= YOUR GOAL =
Give back the entire listing verbatim.

= DATA RECORDS =

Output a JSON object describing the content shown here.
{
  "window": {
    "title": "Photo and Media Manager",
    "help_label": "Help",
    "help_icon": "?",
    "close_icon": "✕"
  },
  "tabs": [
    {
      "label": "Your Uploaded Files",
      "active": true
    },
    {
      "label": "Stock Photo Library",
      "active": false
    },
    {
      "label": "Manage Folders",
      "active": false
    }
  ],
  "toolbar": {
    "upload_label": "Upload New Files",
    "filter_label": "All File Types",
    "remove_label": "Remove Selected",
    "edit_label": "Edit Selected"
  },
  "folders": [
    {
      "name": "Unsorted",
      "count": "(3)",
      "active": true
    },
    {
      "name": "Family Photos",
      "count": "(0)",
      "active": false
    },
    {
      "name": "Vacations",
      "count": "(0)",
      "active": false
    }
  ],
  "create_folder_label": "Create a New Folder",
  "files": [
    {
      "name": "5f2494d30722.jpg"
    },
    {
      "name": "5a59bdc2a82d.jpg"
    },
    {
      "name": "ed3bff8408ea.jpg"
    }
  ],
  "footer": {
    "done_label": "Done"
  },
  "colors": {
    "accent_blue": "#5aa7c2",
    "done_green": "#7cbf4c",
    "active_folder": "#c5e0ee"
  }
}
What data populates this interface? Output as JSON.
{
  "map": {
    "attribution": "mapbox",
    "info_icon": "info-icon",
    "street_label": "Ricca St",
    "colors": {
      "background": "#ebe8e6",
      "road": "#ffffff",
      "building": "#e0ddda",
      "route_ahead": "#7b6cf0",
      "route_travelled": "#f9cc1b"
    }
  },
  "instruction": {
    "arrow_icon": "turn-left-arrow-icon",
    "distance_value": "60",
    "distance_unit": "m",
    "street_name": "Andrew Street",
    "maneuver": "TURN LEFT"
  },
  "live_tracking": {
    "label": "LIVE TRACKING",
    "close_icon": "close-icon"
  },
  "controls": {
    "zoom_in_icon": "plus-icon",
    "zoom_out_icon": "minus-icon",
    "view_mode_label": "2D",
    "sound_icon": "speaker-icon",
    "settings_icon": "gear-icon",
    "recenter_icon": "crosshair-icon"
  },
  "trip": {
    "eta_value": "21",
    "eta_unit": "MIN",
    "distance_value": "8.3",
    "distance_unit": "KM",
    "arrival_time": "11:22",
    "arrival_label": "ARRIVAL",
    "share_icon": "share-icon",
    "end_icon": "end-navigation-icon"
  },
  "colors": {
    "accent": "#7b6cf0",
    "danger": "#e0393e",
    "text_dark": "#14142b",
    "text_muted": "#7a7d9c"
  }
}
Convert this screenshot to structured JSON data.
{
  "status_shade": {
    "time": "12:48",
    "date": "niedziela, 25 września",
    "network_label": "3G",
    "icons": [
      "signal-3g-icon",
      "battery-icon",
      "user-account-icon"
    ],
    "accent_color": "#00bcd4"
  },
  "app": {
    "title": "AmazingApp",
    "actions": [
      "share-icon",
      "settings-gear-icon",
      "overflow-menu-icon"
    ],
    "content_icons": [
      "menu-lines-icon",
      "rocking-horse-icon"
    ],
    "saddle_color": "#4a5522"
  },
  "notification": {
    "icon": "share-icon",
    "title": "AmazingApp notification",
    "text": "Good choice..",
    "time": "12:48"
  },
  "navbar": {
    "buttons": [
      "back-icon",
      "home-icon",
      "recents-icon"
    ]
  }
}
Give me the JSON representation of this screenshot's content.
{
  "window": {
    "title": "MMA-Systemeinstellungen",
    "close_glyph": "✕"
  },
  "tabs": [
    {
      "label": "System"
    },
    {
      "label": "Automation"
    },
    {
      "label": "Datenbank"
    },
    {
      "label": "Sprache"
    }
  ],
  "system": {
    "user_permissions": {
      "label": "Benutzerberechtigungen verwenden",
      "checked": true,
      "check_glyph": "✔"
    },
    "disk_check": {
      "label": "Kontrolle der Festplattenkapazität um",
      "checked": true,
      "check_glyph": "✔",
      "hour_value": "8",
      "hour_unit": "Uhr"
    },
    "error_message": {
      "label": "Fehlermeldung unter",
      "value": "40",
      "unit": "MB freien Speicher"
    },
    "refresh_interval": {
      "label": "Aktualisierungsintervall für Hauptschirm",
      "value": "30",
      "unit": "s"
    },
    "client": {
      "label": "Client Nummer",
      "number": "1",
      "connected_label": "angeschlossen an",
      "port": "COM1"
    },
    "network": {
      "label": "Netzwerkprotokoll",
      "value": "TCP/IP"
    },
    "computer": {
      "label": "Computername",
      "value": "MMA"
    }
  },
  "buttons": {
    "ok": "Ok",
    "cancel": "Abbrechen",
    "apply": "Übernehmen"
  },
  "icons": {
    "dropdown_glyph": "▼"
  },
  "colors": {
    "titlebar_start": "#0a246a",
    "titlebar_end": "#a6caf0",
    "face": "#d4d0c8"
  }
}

= WRITTEN SOLUTION =
Output a JSON object describing the content shown here.
{
  "window": {
    "title": "Photo and Media Manager",
    "help_label": "Help",
    "help_icon": "?",
    "close_icon": "✕"
  },
  "tabs": [
    {
      "label": "Your Uploaded Files",
      "active": true
    },
    {
      "label": "Stock Photo Library",
      "active": false
    },
    {
      "label": "Manage Folders",
      "active": false
    }
  ],
  "toolbar": {
    "upload_label": "Upload New Files",
    "filter_label": "All File Types",
    "remove_label": "Remove Selected",
    "edit_label": "Edit Selected"
  },
  "folders": [
    {
      "name": "Unsorted",
      "count": "(3)",
      "active": true
    },
    {
      "name": "Family Photos",
      "count": "(0)",
      "active": false
    },
    {
      "name": "Vacations",
      "count": "(0)",
      "active": false
    }
  ],
  "create_folder_label": "Create a New Folder",
  "files": [
    {
      "name": "5f2494d30722.jpg"
    },
    {
      "name": "5a59bdc2a82d.jpg"
    },
    {
      "name": "ed3bff8408ea.jpg"
    }
  ],
  "footer": {
    "done_label": "Done"
  },
  "colors": {
    "accent_blue": "#5aa7c2",
    "done_green": "#7cbf4c",
    "active_folder": "#c5e0ee"
  }
}
What data populates this interface? Output as JSON.
{
  "map": {
    "attribution": "mapbox",
    "info_icon": "info-icon",
    "street_label": "Ricca St",
    "colors": {
      "background": "#ebe8e6",
      "road": "#ffffff",
      "building": "#e0ddda",
      "route_ahead": "#7b6cf0",
      "route_travelled": "#f9cc1b"
    }
  },
  "instruction": {
    "arrow_icon": "turn-left-arrow-icon",
    "distance_value": "60",
    "distance_unit": "m",
    "street_name": "Andrew Street",
    "maneuver": "TURN LEFT"
  },
  "live_tracking": {
    "label": "LIVE TRACKING",
    "close_icon": "close-icon"
  },
  "controls": {
    "zoom_in_icon": "plus-icon",
    "zoom_out_icon": "minus-icon",
    "view_mode_label": "2D",
    "sound_icon": "speaker-icon",
    "settings_icon": "gear-icon",
    "recenter_icon": "crosshair-icon"
  },
  "trip": {
    "eta_value": "21",
    "eta_unit": "MIN",
    "distance_value": "8.3",
    "distance_unit": "KM",
    "arrival_time": "11:22",
    "arrival_label": "ARRIVAL",
    "share_icon": "share-icon",
    "end_icon": "end-navigation-icon"
  },
  "colors": {
    "accent": "#7b6cf0",
    "danger": "#e0393e",
    "text_dark": "#14142b",
    "text_muted": "#7a7d9c"
  }
}
Convert this screenshot to structured JSON data.
{
  "status_shade": {
    "time": "12:48",
    "date": "niedziela, 25 września",
    "network_label": "3G",
    "icons": [
      "signal-3g-icon",
      "battery-icon",
      "user-account-icon"
    ],
    "accent_color": "#00bcd4"
  },
  "app": {
    "title": "AmazingApp",
    "actions": [
      "share-icon",
      "settings-gear-icon",
      "overflow-menu-icon"
    ],
    "content_icons": [
      "menu-lines-icon",
      "rocking-horse-icon"
    ],
    "saddle_color": "#4a5522"
  },
  "notification": {
    "icon": "share-icon",
    "title": "AmazingApp notification",
    "text": "Good choice..",
    "time": "12:48"
  },
  "navbar": {
    "buttons": [
      "back-icon",
      "home-icon",
      "recents-icon"
    ]
  }
}
Give me the JSON representation of this screenshot's content.
{
  "window": {
    "title": "MMA-Systemeinstellungen",
    "close_glyph": "✕"
  },
  "tabs": [
    {
      "label": "System"
    },
    {
      "label": "Automation"
    },
    {
      "label": "Datenbank"
    },
    {
      "label": "Sprache"
    }
  ],
  "system": {
    "user_permissions": {
      "label": "Benutzerberechtigungen verwenden",
      "checked": true,
      "check_glyph": "✔"
    },
    "disk_check": {
      "label": "Kontrolle der Festplattenkapazität um",
      "checked": true,
      "check_glyph": "✔",
      "hour_value": "8",
      "hour_unit": "Uhr"
    },
    "error_message": {
      "label": "Fehlermeldung unter",
      "value": "40",
      "unit": "MB freien Speicher"
    },
    "refresh_interval": {
      "label": "Aktualisierungsintervall für Hauptschirm",
      "value": "30",
      "unit": "s"
    },
    "client": {
      "label": "Client Nummer",
      "number": "1",
      "connected_label": "angeschlossen an",
      "port": "COM1"
    },
    "network": {
      "label": "Netzwerkprotokoll",
      "value": "TCP/IP"
    },
    "computer": {
      "label": "Computername",
      "value": "MMA"
    }
  },
  "buttons": {
    "ok": "Ok",
    "cancel": "Abbrechen",
    "apply": "Übernehmen"
  },
  "icons": {
    "dropdown_glyph": "▼"
  },
  "colors": {
    "titlebar_start": "#0a246a",
    "titlebar_end": "#a6caf0",
    "face": "#d4d0c8"
  }
}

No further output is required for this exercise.